Consigne :: Reprenez le texte ci-dessous sur la plainte de TikTok contre la loi américaine et poursuivez-le après sa dernière phrase.

Texte à lire ::
▼▼▼

Les entreprises américaines de réseaux sociaux présentent les mêmes risques, selon TikTok

TikTok affirme que ses rivaux, y compris les sociétés mères de YouTube et d’Instagram, présentent les mêmes problèmes que le gouvernement américain prétend avoir trouvés avec la plateforme chinoise. La loi « ignore les nombreuses façons dont d’autres entreprises, tant étrangères que nationales, peuvent présenter les mêmes risques pour la sécurité des données et la promotion de la désinformation », indique la plainte. Elle « ne tient pas compte du fait qu’une grande partie des données collectées par TikTok ne sont pas différentes des données régulièrement collectées par d’autres applications et sources dans le monde en ligne d’aujourd’hui, y compris par des entreprises américaines telles que Google, Snap et Meta. Il n’y a aucune raison pour que les préoccupations relatives à la vie privée et au contenu favorisent une interdiction des plateformes [ByteDance] sans interdictions similaires sur d’autres plateformes ».

▲▲▲

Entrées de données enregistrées
▼▼▼

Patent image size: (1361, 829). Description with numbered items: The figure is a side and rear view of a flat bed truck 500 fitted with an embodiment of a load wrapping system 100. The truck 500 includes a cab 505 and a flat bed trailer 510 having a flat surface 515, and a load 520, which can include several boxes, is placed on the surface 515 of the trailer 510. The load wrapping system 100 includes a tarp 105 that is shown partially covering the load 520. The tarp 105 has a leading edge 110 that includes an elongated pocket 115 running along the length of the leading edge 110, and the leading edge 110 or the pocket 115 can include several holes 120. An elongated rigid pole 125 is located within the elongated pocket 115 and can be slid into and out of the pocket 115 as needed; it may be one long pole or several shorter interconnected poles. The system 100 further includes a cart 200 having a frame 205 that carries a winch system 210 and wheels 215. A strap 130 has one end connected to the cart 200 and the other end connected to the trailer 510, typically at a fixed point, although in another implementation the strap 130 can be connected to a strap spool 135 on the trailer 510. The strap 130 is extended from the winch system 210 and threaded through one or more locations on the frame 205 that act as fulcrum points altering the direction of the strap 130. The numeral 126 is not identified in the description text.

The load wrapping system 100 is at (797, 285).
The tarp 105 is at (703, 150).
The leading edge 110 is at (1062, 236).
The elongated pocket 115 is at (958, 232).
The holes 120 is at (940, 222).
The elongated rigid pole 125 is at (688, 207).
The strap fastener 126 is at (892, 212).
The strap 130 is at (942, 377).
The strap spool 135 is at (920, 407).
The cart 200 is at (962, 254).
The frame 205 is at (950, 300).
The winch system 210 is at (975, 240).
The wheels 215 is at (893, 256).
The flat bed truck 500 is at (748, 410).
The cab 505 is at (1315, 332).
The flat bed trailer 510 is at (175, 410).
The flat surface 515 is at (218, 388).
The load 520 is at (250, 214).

▲▲▲

Résultat de l'exercice ::
 

La loi vise toutes les applications de ByteDance, et pas seulement TikTok, et tous les contenus, et pas seulement les mauvais, affirme TikTok

ByteDance possède un grand nombre d’applications, dont CapCut et Lemon8, largement utilisées par les Américains, qui seraient les victimes collatérales d’une interdiction visant TikTok, bien qu’elles fassent l’objet d’un examen relativement limité. La loi est « trop inclusive parce qu’elle s’applique à d’autres applications appartenant à ByteDance Ltd. dont le Congrès n’a pas démontré, et ne pourrait pas prouver, qu’elles posent les risques que la loi cherche apparemment à traiter », a déclaré la plateforme dans sa plainte.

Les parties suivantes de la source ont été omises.